** start The records **

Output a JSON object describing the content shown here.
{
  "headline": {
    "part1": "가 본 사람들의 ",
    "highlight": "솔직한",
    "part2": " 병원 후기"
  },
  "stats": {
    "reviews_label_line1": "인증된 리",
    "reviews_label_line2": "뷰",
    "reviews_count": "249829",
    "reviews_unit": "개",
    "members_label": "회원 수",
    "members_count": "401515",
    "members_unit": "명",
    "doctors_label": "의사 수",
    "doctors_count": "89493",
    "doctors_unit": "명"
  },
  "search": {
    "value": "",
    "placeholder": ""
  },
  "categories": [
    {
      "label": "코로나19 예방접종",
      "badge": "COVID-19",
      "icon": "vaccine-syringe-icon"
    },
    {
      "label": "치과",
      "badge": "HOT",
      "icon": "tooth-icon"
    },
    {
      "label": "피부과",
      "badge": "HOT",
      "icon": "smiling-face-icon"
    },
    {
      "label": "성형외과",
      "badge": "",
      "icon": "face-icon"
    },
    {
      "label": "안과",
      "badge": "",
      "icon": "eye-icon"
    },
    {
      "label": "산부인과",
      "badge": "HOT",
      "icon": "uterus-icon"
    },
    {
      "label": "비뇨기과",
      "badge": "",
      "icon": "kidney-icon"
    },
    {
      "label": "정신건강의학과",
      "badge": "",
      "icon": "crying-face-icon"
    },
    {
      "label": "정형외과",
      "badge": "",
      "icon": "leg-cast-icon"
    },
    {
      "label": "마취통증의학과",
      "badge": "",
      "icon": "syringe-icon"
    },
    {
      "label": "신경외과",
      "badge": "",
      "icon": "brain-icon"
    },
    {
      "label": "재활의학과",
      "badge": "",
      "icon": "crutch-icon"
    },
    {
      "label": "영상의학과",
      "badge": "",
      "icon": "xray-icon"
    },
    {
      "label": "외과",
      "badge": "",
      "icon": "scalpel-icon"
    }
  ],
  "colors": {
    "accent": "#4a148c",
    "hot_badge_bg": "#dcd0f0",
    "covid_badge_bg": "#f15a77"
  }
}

** end The records **
** start The records **

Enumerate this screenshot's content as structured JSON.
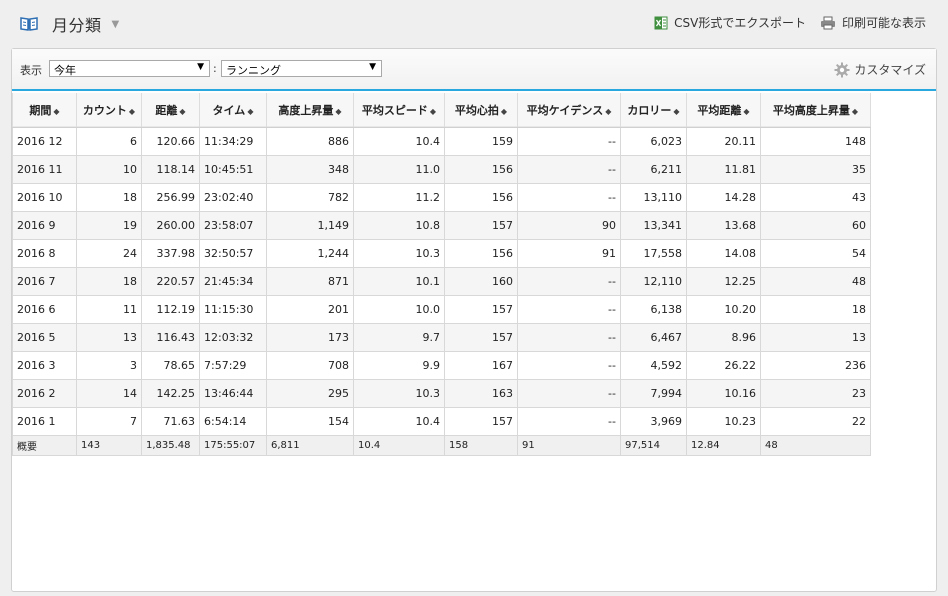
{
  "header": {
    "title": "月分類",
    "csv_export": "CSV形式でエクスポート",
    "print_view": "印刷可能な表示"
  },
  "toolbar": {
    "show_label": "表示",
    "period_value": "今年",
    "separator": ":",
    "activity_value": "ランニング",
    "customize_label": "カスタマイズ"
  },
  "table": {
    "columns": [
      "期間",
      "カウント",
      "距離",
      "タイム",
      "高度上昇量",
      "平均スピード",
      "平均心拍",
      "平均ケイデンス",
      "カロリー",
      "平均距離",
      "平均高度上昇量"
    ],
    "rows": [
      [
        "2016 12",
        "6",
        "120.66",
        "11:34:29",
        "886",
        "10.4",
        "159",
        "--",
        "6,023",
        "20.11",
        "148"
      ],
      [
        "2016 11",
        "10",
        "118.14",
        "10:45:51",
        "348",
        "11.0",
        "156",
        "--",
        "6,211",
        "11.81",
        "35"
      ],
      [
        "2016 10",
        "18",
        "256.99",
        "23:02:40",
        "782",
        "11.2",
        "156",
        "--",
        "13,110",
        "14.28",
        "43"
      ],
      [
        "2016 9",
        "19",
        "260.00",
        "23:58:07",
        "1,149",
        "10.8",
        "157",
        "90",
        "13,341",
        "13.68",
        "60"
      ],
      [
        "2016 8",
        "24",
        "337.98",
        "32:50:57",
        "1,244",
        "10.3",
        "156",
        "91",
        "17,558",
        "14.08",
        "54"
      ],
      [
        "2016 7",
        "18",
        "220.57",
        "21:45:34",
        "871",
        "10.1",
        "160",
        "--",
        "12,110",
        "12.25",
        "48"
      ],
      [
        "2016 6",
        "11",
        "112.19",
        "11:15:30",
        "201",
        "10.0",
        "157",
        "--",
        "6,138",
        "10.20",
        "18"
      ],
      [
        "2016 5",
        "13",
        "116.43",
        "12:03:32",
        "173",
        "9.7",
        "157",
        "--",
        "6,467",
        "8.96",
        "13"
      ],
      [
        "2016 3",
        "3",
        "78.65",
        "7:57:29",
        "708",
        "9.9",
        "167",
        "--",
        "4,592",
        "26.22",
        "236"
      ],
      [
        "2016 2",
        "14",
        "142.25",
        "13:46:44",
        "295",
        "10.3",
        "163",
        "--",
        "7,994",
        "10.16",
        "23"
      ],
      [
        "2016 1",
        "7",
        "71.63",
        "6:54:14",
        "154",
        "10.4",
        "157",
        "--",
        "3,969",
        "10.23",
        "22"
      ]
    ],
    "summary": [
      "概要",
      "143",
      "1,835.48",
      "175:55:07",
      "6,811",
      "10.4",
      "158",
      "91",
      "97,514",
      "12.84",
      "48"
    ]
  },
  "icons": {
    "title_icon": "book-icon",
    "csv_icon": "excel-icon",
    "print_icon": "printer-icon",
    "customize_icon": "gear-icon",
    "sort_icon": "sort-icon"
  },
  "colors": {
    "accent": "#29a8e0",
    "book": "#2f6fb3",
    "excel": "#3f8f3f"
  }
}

** end The records **

• [Short exercise]:
Of all the lines above, how many contain the word "JSON"? Answer with only the number.

• [Complete answer]:
2